Stored items
--- --- ---

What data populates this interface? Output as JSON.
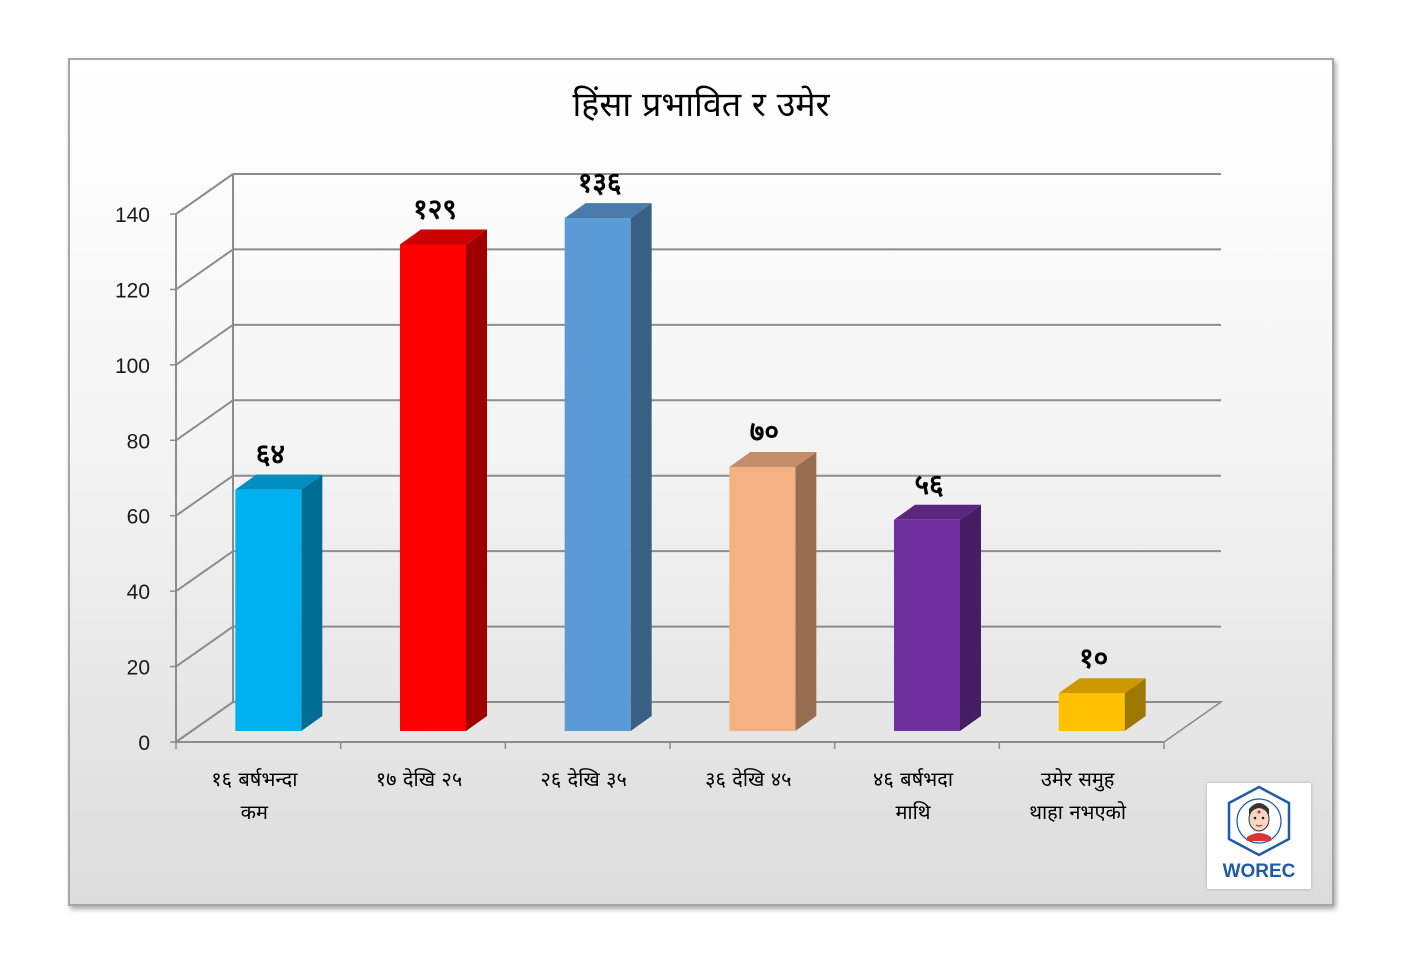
{
  "chart_data": {
    "type": "bar",
    "title": "हिंसा प्रभावित र उमेर",
    "categories": [
      [
        "१६ बर्षभन्दा",
        "कम"
      ],
      [
        "१७ देखि २५"
      ],
      [
        "२६ देखि ३५"
      ],
      [
        "३६ देखि ४५"
      ],
      [
        "४६ बर्षभदा",
        "माथि"
      ],
      [
        "उमेर समुह",
        "थाहा नभएको"
      ]
    ],
    "values": [
      64,
      129,
      136,
      70,
      56,
      10
    ],
    "data_labels": [
      "६४",
      "१२९",
      "१३६",
      "७०",
      "५६",
      "१०"
    ],
    "y_ticks": [
      "0",
      "20",
      "40",
      "60",
      "80",
      "100",
      "120",
      "140"
    ],
    "ylim": [
      0,
      140
    ],
    "grid": true,
    "legend": "none",
    "colors": [
      "#00b0f0",
      "#ff0000",
      "#5b9bd5",
      "#f4b183",
      "#7030a0",
      "#ffc000"
    ]
  },
  "logo": {
    "text": "WOREC",
    "ring_text": "REHABILITATION · WOMEN · EDUCATION · NEPAL 1991"
  }
}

--- --- ---

Your instructions
Repeat the data exactly, without the pictures.

Output for this task
What data populates this interface? Output as JSON.
{
  "chart_data": {
    "type": "bar",
    "title": "हिंसा प्रभावित र उमेर",
    "categories": [
      [
        "१६ बर्षभन्दा",
        "कम"
      ],
      [
        "१७ देखि २५"
      ],
      [
        "२६ देखि ३५"
      ],
      [
        "३६ देखि ४५"
      ],
      [
        "४६ बर्षभदा",
        "माथि"
      ],
      [
        "उमेर समुह",
        "थाहा नभएको"
      ]
    ],
    "values": [
      64,
      129,
      136,
      70,
      56,
      10
    ],
    "data_labels": [
      "६४",
      "१२९",
      "१३६",
      "७०",
      "५६",
      "१०"
    ],
    "y_ticks": [
      "0",
      "20",
      "40",
      "60",
      "80",
      "100",
      "120",
      "140"
    ],
    "ylim": [
      0,
      140
    ],
    "grid": true,
    "legend": "none",
    "colors": [
      "#00b0f0",
      "#ff0000",
      "#5b9bd5",
      "#f4b183",
      "#7030a0",
      "#ffc000"
    ]
  },
  "logo": {
    "text": "WOREC",
    "ring_text": "REHABILITATION · WOMEN · EDUCATION · NEPAL 1991"
  }
}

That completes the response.